WHAT THE TASK ASKS - Pull out every line containing the string "rules".
----- DATASET ENTRIES -----
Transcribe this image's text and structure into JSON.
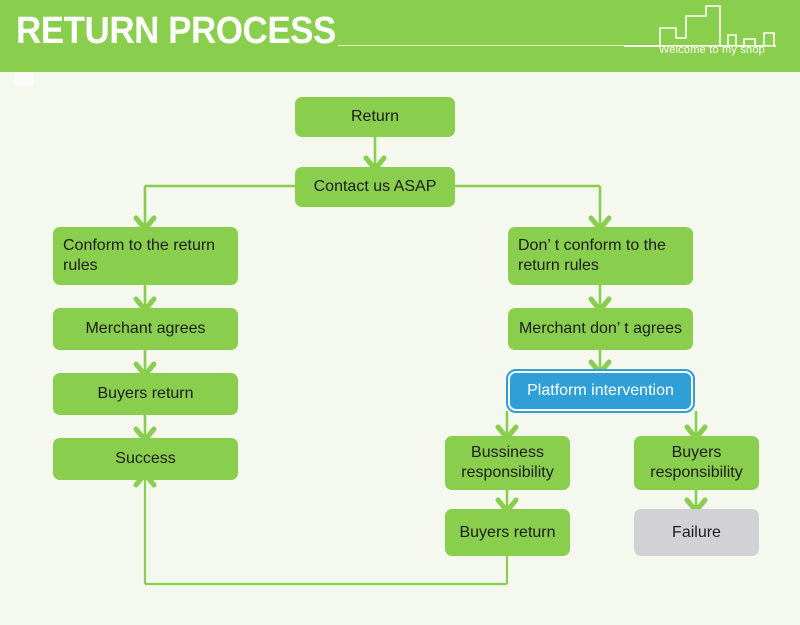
{
  "header": {
    "title": "RETURN PROCESS",
    "tagline": "Welcome to my shop",
    "bg_color": "#8ace4e",
    "text_color": "#ffffff",
    "skyline_icon": "city-skyline-outline"
  },
  "theme": {
    "page_bg": "#f5f8ee",
    "node_green": "#8ace4e",
    "node_gray": "#d2d2d6",
    "node_blue": "#2f9fd8",
    "connector": "#8ace4e",
    "node_text": "#1c1c1c"
  },
  "flowchart": {
    "nodes": [
      {
        "id": "return",
        "label": "Return",
        "style": "green",
        "align": "center"
      },
      {
        "id": "contact",
        "label": "Contact us ASAP",
        "style": "green",
        "align": "center"
      },
      {
        "id": "conform",
        "label": "Conform to the return rules",
        "style": "green",
        "align": "left"
      },
      {
        "id": "merchant-agrees",
        "label": "Merchant agrees",
        "style": "green",
        "align": "center"
      },
      {
        "id": "buyers-return-l",
        "label": "Buyers return",
        "style": "green",
        "align": "center"
      },
      {
        "id": "success",
        "label": "Success",
        "style": "green",
        "align": "center"
      },
      {
        "id": "not-conform",
        "label": "Don’ t conform to the return rules",
        "style": "green",
        "align": "left"
      },
      {
        "id": "merchant-disagree",
        "label": "Merchant don’ t agrees",
        "style": "green",
        "align": "center"
      },
      {
        "id": "platform",
        "label": "Platform intervention",
        "style": "blue",
        "align": "center"
      },
      {
        "id": "business-resp",
        "label": "Bussiness responsibility",
        "style": "green",
        "align": "center"
      },
      {
        "id": "buyers-resp",
        "label": "Buyers responsibility",
        "style": "green",
        "align": "center"
      },
      {
        "id": "buyers-return-r",
        "label": "Buyers return",
        "style": "green",
        "align": "center"
      },
      {
        "id": "failure",
        "label": "Failure",
        "style": "gray",
        "align": "center"
      }
    ],
    "edges": [
      {
        "from": "return",
        "to": "contact",
        "kind": "down-arrow"
      },
      {
        "from": "contact",
        "to": "conform",
        "kind": "split-left-down-arrow"
      },
      {
        "from": "contact",
        "to": "not-conform",
        "kind": "split-right-down-arrow"
      },
      {
        "from": "conform",
        "to": "merchant-agrees",
        "kind": "down-arrow"
      },
      {
        "from": "merchant-agrees",
        "to": "buyers-return-l",
        "kind": "down-arrow"
      },
      {
        "from": "buyers-return-l",
        "to": "success",
        "kind": "down-arrow"
      },
      {
        "from": "not-conform",
        "to": "merchant-disagree",
        "kind": "down-arrow"
      },
      {
        "from": "merchant-disagree",
        "to": "platform",
        "kind": "down-arrow"
      },
      {
        "from": "platform",
        "to": "business-resp",
        "kind": "down-arrow"
      },
      {
        "from": "platform",
        "to": "buyers-resp",
        "kind": "down-arrow"
      },
      {
        "from": "business-resp",
        "to": "buyers-return-r",
        "kind": "down-arrow"
      },
      {
        "from": "buyers-resp",
        "to": "failure",
        "kind": "down-arrow"
      },
      {
        "from": "buyers-return-r",
        "to": "success",
        "kind": "feedback-loop-up-arrow"
      }
    ]
  }
}
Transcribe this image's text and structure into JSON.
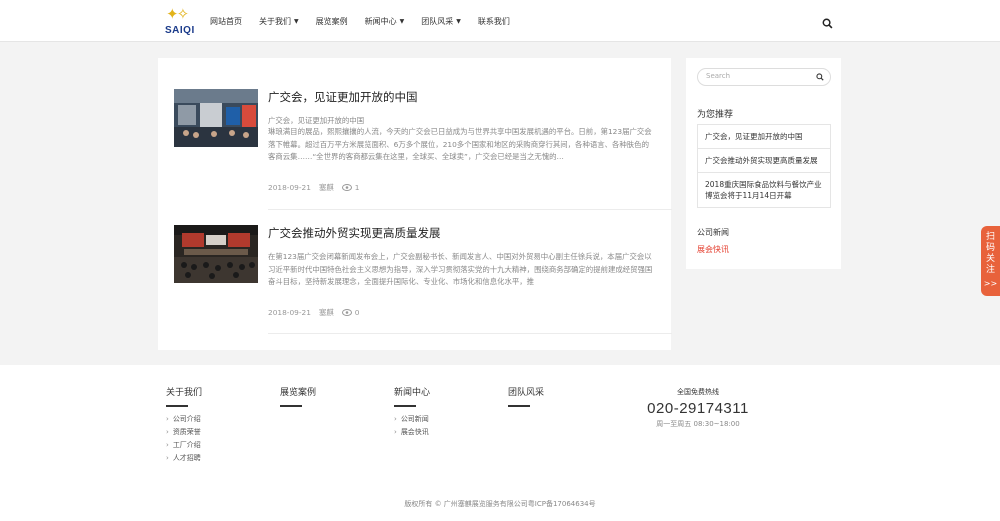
{
  "header": {
    "logo_text": "SAIQI",
    "nav": [
      {
        "label": "网站首页",
        "dropdown": false
      },
      {
        "label": "关于我们",
        "dropdown": true
      },
      {
        "label": "展览案例",
        "dropdown": false
      },
      {
        "label": "新闻中心",
        "dropdown": true
      },
      {
        "label": "团队风采",
        "dropdown": true
      },
      {
        "label": "联系我们",
        "dropdown": false
      }
    ]
  },
  "articles": [
    {
      "title": "广交会，见证更加开放的中国",
      "subtitle": "广交会，见证更加开放的中国",
      "body": "琳琅满目的展品，熙熙攘攘的人流，今天的广交会已日益成为与世界共享中国发展机遇的平台。日前，第123届广交会落下帷幕。超过百万平方米展览面积、6万多个展位，210多个国家和地区的采购商穿行其间，各种语言、各种肤色的客商云集……“全世界的客商都云集在这里，全球买、全球卖”，广交会已经是当之无愧的…",
      "date": "2018-09-21",
      "author": "塞麒",
      "views": "1"
    },
    {
      "title": "广交会推动外贸实现更高质量发展",
      "subtitle": "",
      "body": "在第123届广交会闭幕新闻发布会上，广交会副秘书长、新闻发言人、中国对外贸易中心副主任徐兵说，本届广交会以习近平新时代中国特色社会主义思想为指导，深入学习贯彻落实党的十九大精神，围绕商务部确定的提前建成经贸强国奋斗目标，坚持新发展理念，全面提升国际化、专业化、市场化和信息化水平，推",
      "date": "2018-09-21",
      "author": "塞麒",
      "views": "0"
    }
  ],
  "sidebar": {
    "search_placeholder": "Search",
    "recommend_title": "为您推荐",
    "recommend": [
      "广交会，见证更加开放的中国",
      "广交会推动外贸实现更高质量发展",
      "2018重庆国际食品饮料与餐饮产业博览会将于11月14日开幕"
    ],
    "categories": [
      "公司新闻",
      "展会快讯"
    ]
  },
  "float_tab": {
    "label": "扫码关注",
    "arrow": ">>"
  },
  "footer": {
    "columns": [
      {
        "title": "关于我们",
        "links": [
          "公司介绍",
          "资质荣誉",
          "工厂介绍",
          "人才招聘"
        ]
      },
      {
        "title": "展览案例",
        "links": []
      },
      {
        "title": "新闻中心",
        "links": [
          "公司新闻",
          "展会快讯"
        ]
      },
      {
        "title": "团队风采",
        "links": []
      }
    ],
    "hotline_label": "全国免费热线",
    "hotline_number": "020-29174311",
    "hotline_hours": "周一至周五 08:30~18:00",
    "copyright": "版权所有 © 广州塞麒展览服务有限公司粤ICP备17064634号"
  },
  "colors": {
    "accent": "#e43c2c",
    "float_tab": "#e8623b",
    "logo_gold": "#e2b31a",
    "logo_blue": "#1a3a8a"
  }
}
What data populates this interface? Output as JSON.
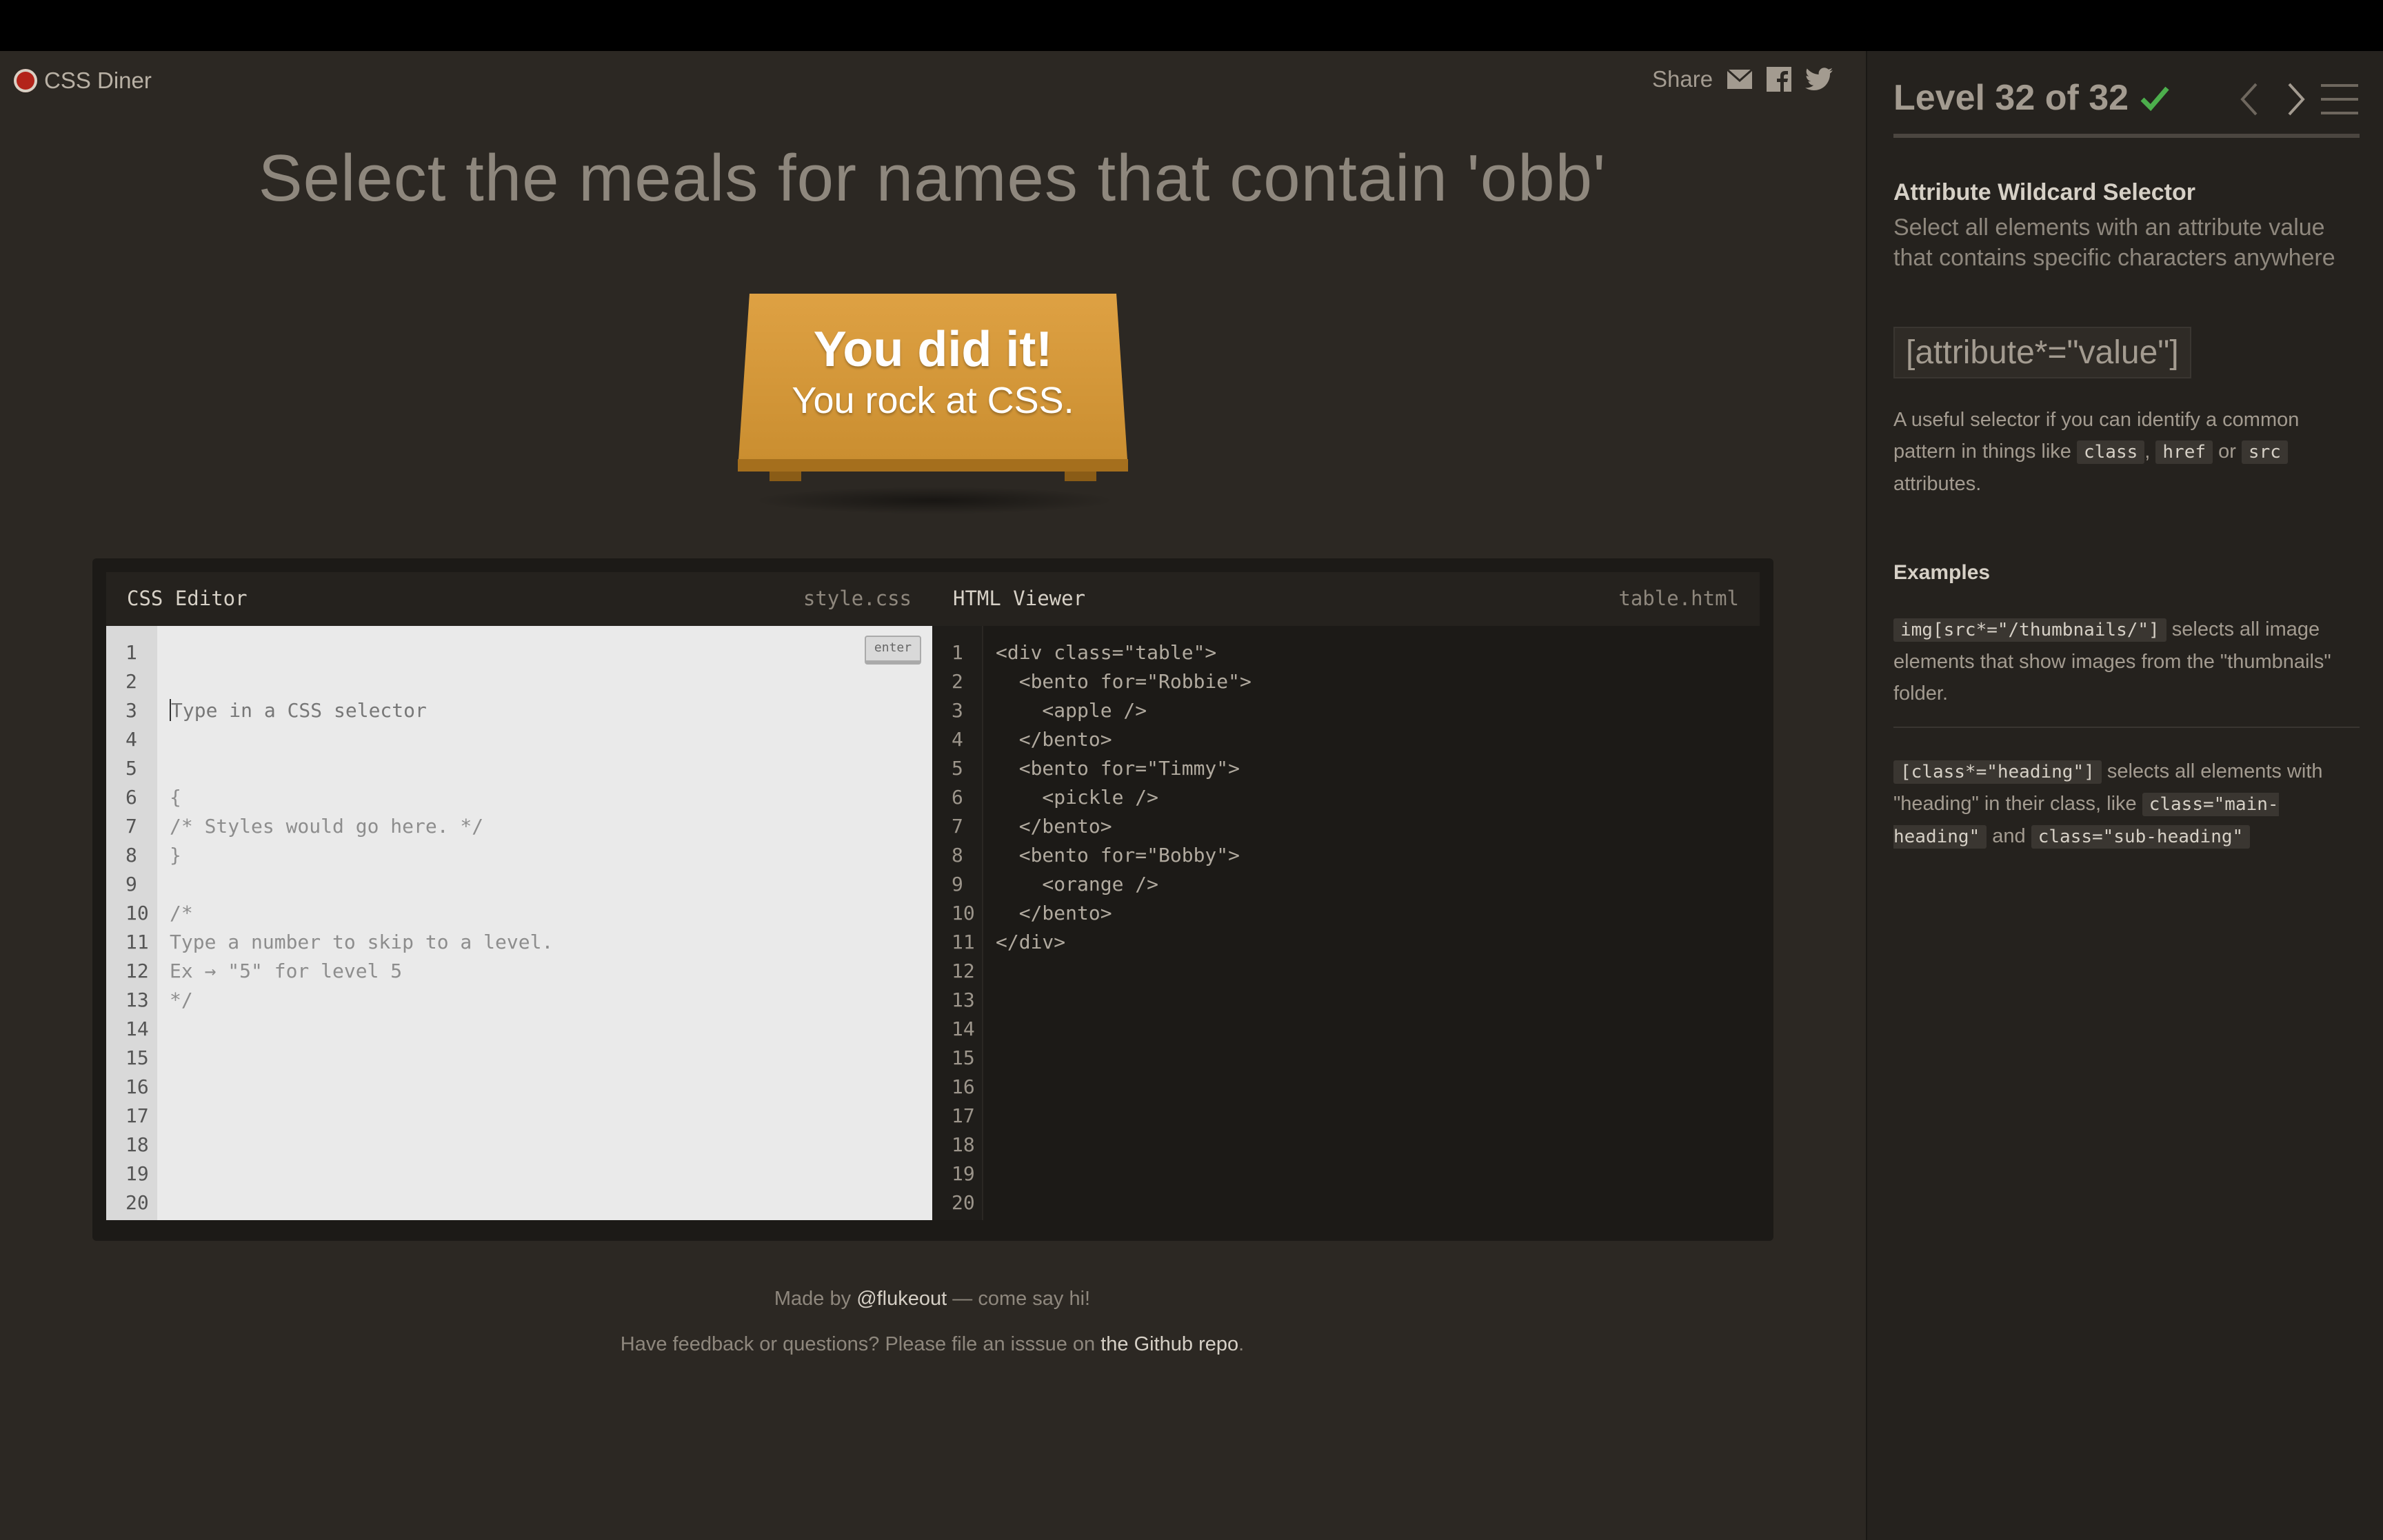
{
  "app": {
    "name": "CSS Diner"
  },
  "share": {
    "label": "Share",
    "icons": [
      "email-icon",
      "facebook-icon",
      "twitter-icon"
    ]
  },
  "headline": "Select the meals for names that contain 'obb'",
  "win": {
    "title": "You did it!",
    "subtitle": "You rock at CSS."
  },
  "css_editor": {
    "title": "CSS Editor",
    "file": "style.css",
    "enter_label": "enter",
    "line_numbers": [
      "1",
      "2",
      "3",
      "4",
      "5",
      "6",
      "7",
      "8",
      "9",
      "10",
      "11",
      "12",
      "13",
      "14",
      "15",
      "16",
      "17",
      "18",
      "19",
      "20"
    ],
    "input_placeholder": "Type in a CSS selector",
    "lines": [
      "{",
      "/* Styles would go here. */",
      "}",
      "",
      "/*",
      "Type a number to skip to a level.",
      "Ex → \"5\" for level 5",
      "*/"
    ]
  },
  "html_viewer": {
    "title": "HTML Viewer",
    "file": "table.html",
    "line_numbers": [
      "1",
      "2",
      "3",
      "4",
      "5",
      "6",
      "7",
      "8",
      "9",
      "10",
      "11",
      "12",
      "13",
      "14",
      "15",
      "16",
      "17",
      "18",
      "19",
      "20"
    ],
    "lines": [
      "<div class=\"table\">",
      "  <bento for=\"Robbie\">",
      "    <apple />",
      "  </bento>",
      "  <bento for=\"Timmy\">",
      "    <pickle />",
      "  </bento>",
      "  <bento for=\"Bobby\">",
      "    <orange />",
      "  </bento>",
      "</div>"
    ]
  },
  "footer": {
    "made_by_prefix": "Made by ",
    "made_by_link": "@flukeout",
    "made_by_suffix": " — come say hi!",
    "feedback_prefix": "Have feedback or questions? Please file an isssue on ",
    "feedback_link": "the Github repo",
    "feedback_suffix": "."
  },
  "sidebar": {
    "level": "Level 32 of 32",
    "completed": true,
    "selector_name": "Attribute Wildcard Selector",
    "selector_desc": "Select all elements with an attribute value that contains specific characters anywhere",
    "syntax": "[attribute*=\"value\"]",
    "help_prefix": "A useful selector if you can identify a common pattern in things like ",
    "help_tags": [
      "class",
      "href",
      "src"
    ],
    "help_sep1": ", ",
    "help_sep2": " or ",
    "help_suffix": " attributes.",
    "examples_heading": "Examples",
    "example1_code": "img[src*=\"/thumbnails/\"]",
    "example1_text": " selects all image elements that show images from the \"thumbnails\" folder.",
    "example2_code": "[class*=\"heading\"]",
    "example2_text1": " selects all elements with \"heading\" in their class, like ",
    "example2_code2": "class=\"main-heading\"",
    "example2_and": " and ",
    "example2_code3": "class=\"sub-heading\""
  },
  "colors": {
    "accent_green": "#4cae4c",
    "table": "#d89a3c",
    "background": "#2c2823",
    "sidebar": "#25221e"
  }
}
-----
THE OUTPUT -
        "label": "Conform to the return rules",
        "label": "Don’ t conform to the return rules",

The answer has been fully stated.